Every line containing the word "JSON" needs to be found and copied.

▸ Source records

◆ ◆ ◆ ◆ ◆ ◆ ◆

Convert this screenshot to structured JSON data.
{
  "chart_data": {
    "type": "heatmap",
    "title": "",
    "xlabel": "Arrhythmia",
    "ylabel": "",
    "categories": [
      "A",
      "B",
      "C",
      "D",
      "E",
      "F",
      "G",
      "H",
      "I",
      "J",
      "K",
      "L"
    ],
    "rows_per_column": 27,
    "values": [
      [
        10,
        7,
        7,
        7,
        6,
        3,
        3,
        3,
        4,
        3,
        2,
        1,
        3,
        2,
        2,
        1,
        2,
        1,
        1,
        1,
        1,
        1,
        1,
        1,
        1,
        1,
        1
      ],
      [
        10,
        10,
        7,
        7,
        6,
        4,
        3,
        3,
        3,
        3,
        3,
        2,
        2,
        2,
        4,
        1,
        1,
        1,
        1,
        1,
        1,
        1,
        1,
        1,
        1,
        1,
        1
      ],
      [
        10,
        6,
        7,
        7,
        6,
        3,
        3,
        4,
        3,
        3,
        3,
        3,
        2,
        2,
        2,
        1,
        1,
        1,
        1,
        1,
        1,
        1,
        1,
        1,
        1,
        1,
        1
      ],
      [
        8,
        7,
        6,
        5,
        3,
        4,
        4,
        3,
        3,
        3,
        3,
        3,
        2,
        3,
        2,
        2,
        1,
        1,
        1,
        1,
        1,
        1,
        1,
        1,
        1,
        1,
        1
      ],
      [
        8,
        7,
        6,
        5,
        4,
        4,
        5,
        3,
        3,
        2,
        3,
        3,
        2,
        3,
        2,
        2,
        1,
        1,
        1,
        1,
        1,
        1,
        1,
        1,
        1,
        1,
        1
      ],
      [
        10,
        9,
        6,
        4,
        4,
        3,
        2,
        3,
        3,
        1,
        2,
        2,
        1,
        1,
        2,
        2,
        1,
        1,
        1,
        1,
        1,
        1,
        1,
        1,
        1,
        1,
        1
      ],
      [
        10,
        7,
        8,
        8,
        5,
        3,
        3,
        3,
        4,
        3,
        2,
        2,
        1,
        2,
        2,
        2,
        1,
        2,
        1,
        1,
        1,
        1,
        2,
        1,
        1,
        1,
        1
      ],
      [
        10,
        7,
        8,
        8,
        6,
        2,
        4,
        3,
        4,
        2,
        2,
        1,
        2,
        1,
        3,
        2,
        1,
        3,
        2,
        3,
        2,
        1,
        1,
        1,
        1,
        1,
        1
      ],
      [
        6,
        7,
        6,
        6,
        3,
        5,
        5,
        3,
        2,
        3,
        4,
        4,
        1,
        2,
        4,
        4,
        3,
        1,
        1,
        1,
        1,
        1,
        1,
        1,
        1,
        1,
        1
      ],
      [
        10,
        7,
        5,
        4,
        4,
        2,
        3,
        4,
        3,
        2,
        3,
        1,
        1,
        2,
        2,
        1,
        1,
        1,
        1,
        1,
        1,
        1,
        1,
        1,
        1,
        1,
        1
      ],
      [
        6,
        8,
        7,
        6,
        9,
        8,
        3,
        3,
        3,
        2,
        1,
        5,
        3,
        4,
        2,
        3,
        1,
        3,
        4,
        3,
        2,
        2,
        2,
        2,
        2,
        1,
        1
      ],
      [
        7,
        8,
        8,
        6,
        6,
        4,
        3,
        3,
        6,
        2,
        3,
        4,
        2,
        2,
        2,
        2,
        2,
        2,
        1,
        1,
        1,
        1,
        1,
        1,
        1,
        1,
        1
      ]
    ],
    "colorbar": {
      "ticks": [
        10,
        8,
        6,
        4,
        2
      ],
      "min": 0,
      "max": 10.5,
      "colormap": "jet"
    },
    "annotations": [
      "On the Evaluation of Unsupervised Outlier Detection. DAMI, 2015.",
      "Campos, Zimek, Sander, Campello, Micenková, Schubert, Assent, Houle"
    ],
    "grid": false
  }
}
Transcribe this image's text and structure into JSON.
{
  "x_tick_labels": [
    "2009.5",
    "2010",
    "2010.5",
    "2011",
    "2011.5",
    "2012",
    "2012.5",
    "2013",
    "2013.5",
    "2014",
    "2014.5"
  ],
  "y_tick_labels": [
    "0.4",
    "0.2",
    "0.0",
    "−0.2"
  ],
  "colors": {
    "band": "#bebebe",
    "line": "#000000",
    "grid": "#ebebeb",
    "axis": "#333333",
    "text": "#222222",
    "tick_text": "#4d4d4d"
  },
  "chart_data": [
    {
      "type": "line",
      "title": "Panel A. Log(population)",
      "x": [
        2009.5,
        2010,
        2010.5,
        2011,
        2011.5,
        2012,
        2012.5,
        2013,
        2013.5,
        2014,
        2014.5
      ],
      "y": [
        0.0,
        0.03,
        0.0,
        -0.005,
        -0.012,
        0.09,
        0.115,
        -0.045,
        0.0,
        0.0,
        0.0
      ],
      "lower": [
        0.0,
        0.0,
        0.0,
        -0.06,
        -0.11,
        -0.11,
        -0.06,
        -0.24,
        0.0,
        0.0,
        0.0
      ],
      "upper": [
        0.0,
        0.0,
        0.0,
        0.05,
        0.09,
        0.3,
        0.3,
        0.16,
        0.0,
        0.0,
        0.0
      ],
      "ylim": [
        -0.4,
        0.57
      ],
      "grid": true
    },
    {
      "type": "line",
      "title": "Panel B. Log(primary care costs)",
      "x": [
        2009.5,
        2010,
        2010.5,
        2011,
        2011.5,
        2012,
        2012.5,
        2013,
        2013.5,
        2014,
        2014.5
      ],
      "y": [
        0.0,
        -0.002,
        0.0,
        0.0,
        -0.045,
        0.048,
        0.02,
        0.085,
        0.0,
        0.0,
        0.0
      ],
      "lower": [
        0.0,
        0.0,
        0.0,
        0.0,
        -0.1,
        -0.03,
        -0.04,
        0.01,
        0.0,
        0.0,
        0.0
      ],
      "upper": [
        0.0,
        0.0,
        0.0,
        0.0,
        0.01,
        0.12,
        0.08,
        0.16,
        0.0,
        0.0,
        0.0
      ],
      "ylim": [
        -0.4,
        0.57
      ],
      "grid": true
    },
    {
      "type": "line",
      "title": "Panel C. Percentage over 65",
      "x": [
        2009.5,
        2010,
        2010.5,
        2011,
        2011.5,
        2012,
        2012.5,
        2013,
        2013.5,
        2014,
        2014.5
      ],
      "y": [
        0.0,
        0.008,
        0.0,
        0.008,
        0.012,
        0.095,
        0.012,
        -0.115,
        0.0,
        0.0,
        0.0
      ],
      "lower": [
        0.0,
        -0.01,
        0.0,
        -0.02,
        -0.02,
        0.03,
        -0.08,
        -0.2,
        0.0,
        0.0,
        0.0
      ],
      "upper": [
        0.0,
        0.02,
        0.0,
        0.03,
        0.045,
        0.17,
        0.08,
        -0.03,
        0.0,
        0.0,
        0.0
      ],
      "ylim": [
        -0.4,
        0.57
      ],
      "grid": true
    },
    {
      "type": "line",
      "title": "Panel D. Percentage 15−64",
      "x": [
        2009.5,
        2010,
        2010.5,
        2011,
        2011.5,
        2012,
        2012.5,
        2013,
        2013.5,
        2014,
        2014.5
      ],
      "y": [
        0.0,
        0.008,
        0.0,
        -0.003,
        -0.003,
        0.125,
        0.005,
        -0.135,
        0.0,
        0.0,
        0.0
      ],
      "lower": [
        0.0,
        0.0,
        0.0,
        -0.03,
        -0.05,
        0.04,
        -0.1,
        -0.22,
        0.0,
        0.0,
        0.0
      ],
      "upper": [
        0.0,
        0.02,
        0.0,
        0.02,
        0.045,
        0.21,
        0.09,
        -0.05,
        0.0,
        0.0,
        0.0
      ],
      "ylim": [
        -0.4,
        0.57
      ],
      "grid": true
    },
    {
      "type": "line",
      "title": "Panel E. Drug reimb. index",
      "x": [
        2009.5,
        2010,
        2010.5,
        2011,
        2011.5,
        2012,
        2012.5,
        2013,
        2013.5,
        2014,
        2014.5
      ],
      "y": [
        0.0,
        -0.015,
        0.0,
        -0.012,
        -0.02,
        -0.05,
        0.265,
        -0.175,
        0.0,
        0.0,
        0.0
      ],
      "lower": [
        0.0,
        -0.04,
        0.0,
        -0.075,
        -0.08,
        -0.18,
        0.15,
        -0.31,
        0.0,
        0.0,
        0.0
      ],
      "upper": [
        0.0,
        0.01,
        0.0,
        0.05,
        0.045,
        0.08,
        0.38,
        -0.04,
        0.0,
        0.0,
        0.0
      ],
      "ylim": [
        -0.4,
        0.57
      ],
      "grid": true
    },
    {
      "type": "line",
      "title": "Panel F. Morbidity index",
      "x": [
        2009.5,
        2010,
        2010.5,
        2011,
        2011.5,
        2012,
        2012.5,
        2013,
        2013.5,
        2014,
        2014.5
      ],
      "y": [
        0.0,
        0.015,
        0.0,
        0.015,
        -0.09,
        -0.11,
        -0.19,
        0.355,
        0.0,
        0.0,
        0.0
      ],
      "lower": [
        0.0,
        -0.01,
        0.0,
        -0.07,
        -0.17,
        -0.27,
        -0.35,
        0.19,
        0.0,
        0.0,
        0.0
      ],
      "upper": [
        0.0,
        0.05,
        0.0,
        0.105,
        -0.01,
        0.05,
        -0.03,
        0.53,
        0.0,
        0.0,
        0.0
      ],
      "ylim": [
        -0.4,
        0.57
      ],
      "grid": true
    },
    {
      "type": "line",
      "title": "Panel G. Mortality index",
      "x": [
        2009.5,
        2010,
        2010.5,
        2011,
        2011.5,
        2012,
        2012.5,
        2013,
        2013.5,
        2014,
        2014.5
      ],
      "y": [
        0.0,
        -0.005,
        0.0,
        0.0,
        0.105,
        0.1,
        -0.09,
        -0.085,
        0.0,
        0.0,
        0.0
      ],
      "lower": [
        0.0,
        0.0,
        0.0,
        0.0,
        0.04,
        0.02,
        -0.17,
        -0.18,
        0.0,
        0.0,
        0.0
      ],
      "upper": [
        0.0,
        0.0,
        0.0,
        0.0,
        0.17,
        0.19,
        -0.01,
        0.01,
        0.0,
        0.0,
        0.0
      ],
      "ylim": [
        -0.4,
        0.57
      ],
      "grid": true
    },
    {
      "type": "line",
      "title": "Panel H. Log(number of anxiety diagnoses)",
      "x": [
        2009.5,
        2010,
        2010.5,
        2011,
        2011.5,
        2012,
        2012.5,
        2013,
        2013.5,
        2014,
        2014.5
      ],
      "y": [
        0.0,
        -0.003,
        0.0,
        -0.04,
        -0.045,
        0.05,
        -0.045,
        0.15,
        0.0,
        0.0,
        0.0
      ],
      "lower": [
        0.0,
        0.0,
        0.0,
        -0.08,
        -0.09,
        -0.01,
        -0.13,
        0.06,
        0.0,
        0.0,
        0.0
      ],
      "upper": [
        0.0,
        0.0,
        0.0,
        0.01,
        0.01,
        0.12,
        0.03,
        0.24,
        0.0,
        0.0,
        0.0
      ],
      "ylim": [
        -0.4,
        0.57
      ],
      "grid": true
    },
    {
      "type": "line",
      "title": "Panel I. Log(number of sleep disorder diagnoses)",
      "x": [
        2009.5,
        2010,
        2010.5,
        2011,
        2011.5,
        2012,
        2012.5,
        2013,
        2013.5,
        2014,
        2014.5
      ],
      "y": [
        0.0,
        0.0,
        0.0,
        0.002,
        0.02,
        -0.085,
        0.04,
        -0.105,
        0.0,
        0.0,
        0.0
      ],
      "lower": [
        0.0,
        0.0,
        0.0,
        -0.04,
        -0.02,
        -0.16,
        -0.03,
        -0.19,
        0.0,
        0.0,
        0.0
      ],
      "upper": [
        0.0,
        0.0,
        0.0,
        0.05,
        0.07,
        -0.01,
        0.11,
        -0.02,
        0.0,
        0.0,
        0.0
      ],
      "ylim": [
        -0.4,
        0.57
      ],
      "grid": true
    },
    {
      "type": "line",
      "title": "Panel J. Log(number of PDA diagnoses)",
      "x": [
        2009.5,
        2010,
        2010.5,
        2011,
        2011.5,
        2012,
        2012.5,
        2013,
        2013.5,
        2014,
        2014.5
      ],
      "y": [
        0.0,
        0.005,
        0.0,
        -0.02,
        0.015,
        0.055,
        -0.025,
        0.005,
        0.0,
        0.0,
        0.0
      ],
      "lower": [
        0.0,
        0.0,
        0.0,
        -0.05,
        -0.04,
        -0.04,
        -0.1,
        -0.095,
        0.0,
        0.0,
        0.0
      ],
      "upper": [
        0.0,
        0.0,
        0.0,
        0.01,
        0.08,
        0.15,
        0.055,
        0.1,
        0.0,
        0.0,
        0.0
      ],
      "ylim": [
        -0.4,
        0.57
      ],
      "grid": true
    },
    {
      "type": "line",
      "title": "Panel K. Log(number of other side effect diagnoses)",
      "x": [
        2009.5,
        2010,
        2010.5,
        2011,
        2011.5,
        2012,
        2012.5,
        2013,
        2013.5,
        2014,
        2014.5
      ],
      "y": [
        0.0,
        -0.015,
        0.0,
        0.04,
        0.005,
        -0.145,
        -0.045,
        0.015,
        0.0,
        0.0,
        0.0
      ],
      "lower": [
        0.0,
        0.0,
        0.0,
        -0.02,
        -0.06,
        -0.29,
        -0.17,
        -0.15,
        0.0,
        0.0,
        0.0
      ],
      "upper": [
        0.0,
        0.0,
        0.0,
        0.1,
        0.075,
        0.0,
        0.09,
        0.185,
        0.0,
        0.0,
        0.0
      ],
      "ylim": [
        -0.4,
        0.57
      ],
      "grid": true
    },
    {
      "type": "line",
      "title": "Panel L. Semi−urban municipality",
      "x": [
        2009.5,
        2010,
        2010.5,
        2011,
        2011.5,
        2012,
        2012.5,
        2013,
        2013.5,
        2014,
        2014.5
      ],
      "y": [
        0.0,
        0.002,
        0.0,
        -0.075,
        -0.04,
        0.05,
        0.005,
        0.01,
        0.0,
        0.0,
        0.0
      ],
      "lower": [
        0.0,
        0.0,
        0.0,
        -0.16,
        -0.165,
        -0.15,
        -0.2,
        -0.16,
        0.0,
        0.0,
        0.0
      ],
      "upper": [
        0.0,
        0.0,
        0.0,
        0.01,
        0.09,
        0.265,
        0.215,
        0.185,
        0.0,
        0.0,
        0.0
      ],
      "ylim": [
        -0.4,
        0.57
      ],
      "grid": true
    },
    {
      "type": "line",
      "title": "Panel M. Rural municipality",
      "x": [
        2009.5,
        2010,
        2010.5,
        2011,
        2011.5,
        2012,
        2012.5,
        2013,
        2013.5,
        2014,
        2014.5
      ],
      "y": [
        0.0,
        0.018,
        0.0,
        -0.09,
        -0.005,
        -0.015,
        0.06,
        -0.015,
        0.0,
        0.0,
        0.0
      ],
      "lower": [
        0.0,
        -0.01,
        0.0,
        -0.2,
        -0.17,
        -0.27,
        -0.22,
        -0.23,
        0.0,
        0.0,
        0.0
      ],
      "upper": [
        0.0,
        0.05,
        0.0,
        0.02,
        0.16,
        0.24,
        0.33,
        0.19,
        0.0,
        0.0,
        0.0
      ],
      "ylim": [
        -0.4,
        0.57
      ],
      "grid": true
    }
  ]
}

◆ ◆ ◆ ◆ ◆ ◆ ◆

▸ Exercise result
Convert this screenshot to structured JSON data.
Transcribe this image's text and structure into JSON.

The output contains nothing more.